▶ [Material for the task]:
┏━━

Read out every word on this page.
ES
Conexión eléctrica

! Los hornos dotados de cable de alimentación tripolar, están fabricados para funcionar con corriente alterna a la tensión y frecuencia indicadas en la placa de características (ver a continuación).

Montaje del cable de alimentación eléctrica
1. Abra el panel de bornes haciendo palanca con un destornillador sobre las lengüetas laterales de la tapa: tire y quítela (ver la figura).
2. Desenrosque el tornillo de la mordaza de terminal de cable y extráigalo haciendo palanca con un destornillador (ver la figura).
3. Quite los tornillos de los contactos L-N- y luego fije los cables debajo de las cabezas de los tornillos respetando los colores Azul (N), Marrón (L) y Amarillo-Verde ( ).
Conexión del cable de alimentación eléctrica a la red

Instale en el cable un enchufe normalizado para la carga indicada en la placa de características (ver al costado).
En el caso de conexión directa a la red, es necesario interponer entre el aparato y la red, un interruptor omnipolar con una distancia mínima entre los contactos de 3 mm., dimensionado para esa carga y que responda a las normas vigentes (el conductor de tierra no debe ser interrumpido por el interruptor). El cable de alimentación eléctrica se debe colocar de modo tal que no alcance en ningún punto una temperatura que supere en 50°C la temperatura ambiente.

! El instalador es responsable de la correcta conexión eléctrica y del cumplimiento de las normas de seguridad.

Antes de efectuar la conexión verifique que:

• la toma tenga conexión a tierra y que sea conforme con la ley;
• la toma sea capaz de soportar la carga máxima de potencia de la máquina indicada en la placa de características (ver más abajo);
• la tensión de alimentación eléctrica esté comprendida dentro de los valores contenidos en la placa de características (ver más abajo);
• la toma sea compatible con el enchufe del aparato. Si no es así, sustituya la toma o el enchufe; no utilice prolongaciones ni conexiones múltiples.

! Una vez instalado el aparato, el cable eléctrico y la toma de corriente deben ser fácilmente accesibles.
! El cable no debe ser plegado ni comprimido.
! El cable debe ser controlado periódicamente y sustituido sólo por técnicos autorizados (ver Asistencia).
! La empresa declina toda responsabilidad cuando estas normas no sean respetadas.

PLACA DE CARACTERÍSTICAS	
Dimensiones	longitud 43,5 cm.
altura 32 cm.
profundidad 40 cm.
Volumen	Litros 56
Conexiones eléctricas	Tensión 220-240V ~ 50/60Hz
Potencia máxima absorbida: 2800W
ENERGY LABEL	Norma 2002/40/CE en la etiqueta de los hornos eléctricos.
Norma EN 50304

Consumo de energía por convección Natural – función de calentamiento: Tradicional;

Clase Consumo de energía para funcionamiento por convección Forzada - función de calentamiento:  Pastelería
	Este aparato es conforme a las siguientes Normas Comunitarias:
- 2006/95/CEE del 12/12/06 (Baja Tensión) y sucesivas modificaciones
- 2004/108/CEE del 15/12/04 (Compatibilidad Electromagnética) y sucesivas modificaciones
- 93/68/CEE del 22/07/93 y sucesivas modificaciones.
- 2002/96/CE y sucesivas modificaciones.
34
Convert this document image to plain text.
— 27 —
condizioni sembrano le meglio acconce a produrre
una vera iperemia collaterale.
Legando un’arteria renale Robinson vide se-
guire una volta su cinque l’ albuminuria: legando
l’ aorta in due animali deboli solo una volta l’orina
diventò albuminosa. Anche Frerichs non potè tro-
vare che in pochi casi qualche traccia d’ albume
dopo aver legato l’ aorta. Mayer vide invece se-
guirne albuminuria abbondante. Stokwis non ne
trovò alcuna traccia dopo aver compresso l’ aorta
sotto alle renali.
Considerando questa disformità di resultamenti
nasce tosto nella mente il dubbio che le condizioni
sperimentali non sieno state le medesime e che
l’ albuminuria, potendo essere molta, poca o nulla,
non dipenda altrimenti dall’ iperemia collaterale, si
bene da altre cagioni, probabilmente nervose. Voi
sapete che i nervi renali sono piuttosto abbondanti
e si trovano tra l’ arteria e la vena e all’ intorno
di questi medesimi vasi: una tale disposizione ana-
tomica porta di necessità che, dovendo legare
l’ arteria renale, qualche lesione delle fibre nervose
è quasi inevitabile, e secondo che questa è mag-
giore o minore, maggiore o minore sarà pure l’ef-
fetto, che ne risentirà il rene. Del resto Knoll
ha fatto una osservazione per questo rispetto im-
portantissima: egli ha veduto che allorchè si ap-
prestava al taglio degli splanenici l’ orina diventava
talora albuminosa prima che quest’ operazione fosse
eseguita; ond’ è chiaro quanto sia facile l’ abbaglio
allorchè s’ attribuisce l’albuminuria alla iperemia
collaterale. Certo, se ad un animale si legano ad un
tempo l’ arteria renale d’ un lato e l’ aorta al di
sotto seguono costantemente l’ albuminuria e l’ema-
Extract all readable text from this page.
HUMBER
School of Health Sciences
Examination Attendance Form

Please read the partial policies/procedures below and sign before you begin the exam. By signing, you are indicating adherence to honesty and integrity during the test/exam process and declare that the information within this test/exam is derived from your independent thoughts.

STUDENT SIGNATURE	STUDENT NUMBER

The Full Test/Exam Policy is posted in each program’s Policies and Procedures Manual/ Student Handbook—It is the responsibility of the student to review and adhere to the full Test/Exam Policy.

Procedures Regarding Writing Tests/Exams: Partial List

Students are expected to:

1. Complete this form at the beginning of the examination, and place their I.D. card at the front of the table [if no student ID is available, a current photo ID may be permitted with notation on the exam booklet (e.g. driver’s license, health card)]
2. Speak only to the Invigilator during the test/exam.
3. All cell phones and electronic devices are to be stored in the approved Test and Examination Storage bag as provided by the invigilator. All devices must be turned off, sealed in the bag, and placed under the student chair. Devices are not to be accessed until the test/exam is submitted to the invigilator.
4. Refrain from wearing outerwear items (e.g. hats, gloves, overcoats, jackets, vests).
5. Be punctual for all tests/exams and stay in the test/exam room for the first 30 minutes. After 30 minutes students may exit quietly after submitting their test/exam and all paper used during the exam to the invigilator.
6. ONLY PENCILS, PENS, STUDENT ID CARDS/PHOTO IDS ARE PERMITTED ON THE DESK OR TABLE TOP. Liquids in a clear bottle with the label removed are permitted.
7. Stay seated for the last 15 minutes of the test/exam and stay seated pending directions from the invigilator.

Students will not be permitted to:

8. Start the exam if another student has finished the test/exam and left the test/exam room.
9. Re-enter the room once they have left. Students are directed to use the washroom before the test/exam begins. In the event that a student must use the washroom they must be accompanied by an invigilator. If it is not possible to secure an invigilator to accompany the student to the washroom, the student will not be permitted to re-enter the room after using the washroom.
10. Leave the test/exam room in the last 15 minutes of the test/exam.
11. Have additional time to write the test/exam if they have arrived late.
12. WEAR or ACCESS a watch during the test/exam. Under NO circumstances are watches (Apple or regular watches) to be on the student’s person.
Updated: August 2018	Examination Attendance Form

┗━━

▶ [What needs to be done]:
Report how many lines in these entries contain "text". Answer with the number only.

▶ [Answer in full]:
2